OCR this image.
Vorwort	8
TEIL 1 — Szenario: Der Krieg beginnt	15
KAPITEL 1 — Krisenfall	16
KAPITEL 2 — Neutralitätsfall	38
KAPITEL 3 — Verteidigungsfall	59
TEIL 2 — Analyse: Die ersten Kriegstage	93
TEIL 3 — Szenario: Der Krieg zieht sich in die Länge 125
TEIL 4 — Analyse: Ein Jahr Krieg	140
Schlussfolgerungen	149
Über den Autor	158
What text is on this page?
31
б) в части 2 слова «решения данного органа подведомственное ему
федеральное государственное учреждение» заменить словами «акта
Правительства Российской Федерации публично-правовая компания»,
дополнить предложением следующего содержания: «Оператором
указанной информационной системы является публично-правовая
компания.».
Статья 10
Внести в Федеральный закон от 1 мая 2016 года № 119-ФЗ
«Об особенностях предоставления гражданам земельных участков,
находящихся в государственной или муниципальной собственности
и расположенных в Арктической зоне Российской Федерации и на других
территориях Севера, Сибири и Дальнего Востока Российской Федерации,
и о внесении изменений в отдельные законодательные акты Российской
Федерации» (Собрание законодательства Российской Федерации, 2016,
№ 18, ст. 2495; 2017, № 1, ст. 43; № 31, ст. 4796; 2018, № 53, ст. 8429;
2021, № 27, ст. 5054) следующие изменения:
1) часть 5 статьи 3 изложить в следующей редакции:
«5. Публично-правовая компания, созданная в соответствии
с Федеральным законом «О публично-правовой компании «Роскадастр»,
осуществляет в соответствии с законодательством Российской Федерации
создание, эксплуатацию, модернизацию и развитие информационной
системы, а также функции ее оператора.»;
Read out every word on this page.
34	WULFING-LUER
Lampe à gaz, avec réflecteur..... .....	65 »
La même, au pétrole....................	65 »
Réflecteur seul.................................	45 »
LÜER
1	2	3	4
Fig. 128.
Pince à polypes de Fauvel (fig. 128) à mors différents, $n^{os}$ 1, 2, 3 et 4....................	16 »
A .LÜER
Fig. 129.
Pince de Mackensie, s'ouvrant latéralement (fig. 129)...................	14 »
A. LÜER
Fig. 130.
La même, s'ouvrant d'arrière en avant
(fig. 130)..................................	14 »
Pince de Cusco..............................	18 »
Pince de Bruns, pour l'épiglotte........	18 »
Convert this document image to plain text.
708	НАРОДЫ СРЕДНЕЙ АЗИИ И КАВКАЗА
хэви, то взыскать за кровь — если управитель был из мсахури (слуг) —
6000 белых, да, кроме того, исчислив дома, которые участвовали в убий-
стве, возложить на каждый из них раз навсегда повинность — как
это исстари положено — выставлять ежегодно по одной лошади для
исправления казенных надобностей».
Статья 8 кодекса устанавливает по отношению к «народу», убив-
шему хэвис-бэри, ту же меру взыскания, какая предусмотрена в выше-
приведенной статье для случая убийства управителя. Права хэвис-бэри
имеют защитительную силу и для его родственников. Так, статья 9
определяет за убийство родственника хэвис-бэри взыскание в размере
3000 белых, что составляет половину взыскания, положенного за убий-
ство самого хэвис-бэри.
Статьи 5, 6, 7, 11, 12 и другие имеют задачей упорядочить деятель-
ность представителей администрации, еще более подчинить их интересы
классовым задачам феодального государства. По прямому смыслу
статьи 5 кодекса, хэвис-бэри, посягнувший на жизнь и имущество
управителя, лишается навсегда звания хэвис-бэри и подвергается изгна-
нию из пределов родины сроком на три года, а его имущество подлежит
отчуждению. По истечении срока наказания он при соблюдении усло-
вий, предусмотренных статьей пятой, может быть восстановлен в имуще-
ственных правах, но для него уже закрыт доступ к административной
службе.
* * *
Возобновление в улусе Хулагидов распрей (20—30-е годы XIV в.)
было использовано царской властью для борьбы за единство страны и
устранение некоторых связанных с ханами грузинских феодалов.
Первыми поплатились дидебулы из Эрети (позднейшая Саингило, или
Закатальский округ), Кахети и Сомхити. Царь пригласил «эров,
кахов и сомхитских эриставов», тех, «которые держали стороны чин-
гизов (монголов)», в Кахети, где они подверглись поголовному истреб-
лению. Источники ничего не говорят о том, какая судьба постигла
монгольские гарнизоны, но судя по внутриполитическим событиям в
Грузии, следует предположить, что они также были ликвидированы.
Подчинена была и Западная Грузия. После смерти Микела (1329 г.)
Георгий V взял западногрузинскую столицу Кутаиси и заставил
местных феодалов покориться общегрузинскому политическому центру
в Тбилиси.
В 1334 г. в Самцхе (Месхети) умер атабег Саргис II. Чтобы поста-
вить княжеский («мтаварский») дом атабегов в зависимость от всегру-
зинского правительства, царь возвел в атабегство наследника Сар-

+--

§ TASK TO CARRY OUT: Write out every line exactly as it stands.

§ RESPONSE BELOW:
OCR this image.
Vorwort	8
TEIL 1 — Szenario: Der Krieg beginnt	15
KAPITEL 1 — Krisenfall	16
KAPITEL 2 — Neutralitätsfall	38
KAPITEL 3 — Verteidigungsfall	59
TEIL 2 — Analyse: Die ersten Kriegstage	93
TEIL 3 — Szenario: Der Krieg zieht sich in die Länge 125
TEIL 4 — Analyse: Ein Jahr Krieg	140
Schlussfolgerungen	149
Über den Autor	158
What text is on this page?
31
б) в части 2 слова «решения данного органа подведомственное ему
федеральное государственное учреждение» заменить словами «акта
Правительства Российской Федерации публично-правовая компания»,
дополнить предложением следующего содержания: «Оператором
указанной информационной системы является публично-правовая
компания.».
Статья 10
Внести в Федеральный закон от 1 мая 2016 года № 119-ФЗ
«Об особенностях предоставления гражданам земельных участков,
находящихся в государственной или муниципальной собственности
и расположенных в Арктической зоне Российской Федерации и на других
территориях Севера, Сибири и Дальнего Востока Российской Федерации,
и о внесении изменений в отдельные законодательные акты Российской
Федерации» (Собрание законодательства Российской Федерации, 2016,
№ 18, ст. 2495; 2017, № 1, ст. 43; № 31, ст. 4796; 2018, № 53, ст. 8429;
2021, № 27, ст. 5054) следующие изменения:
1) часть 5 статьи 3 изложить в следующей редакции:
«5. Публично-правовая компания, созданная в соответствии
с Федеральным законом «О публично-правовой компании «Роскадастр»,
осуществляет в соответствии с законодательством Российской Федерации
создание, эксплуатацию, модернизацию и развитие информационной
системы, а также функции ее оператора.»;
Read out every word on this page.
34	WULFING-LUER
Lampe à gaz, avec réflecteur..... .....	65 »
La même, au pétrole....................	65 »
Réflecteur seul.................................	45 »
LÜER
1	2	3	4
Fig. 128.
Pince à polypes de Fauvel (fig. 128) à mors différents, $n^{os}$ 1, 2, 3 et 4....................	16 »
A .LÜER
Fig. 129.
Pince de Mackensie, s'ouvrant latéralement (fig. 129)...................	14 »
A. LÜER
Fig. 130.
La même, s'ouvrant d'arrière en avant
(fig. 130)..................................	14 »
Pince de Cusco..............................	18 »
Pince de Bruns, pour l'épiglotte........	18 »
Convert this document image to plain text.
708	НАРОДЫ СРЕДНЕЙ АЗИИ И КАВКАЗА
хэви, то взыскать за кровь — если управитель был из мсахури (слуг) —
6000 белых, да, кроме того, исчислив дома, которые участвовали в убий-
стве, возложить на каждый из них раз навсегда повинность — как
это исстари положено — выставлять ежегодно по одной лошади для
исправления казенных надобностей».
Статья 8 кодекса устанавливает по отношению к «народу», убив-
шему хэвис-бэри, ту же меру взыскания, какая предусмотрена в выше-
приведенной статье для случая убийства управителя. Права хэвис-бэри
имеют защитительную силу и для его родственников. Так, статья 9
определяет за убийство родственника хэвис-бэри взыскание в размере
3000 белых, что составляет половину взыскания, положенного за убий-
ство самого хэвис-бэри.
Статьи 5, 6, 7, 11, 12 и другие имеют задачей упорядочить деятель-
ность представителей администрации, еще более подчинить их интересы
классовым задачам феодального государства. По прямому смыслу
статьи 5 кодекса, хэвис-бэри, посягнувший на жизнь и имущество
управителя, лишается навсегда звания хэвис-бэри и подвергается изгна-
нию из пределов родины сроком на три года, а его имущество подлежит
отчуждению. По истечении срока наказания он при соблюдении усло-
вий, предусмотренных статьей пятой, может быть восстановлен в имуще-
ственных правах, но для него уже закрыт доступ к административной
службе.
* * *
Возобновление в улусе Хулагидов распрей (20—30-е годы XIV в.)
было использовано царской властью для борьбы за единство страны и
устранение некоторых связанных с ханами грузинских феодалов.
Первыми поплатились дидебулы из Эрети (позднейшая Саингило, или
Закатальский округ), Кахети и Сомхити. Царь пригласил «эров,
кахов и сомхитских эриставов», тех, «которые держали стороны чин-
гизов (монголов)», в Кахети, где они подверглись поголовному истреб-
лению. Источники ничего не говорят о том, какая судьба постигла
монгольские гарнизоны, но судя по внутриполитическим событиям в
Грузии, следует предположить, что они также были ликвидированы.
Подчинена была и Западная Грузия. После смерти Микела (1329 г.)
Георгий V взял западногрузинскую столицу Кутаиси и заставил
местных феодалов покориться общегрузинскому политическому центру
в Тбилиси.
В 1334 г. в Самцхе (Месхети) умер атабег Саргис II. Чтобы поста-
вить княжеский («мтаварский») дом атабегов в зависимость от всегру-
зинского правительства, царь возвел в атабегство наследника Сар-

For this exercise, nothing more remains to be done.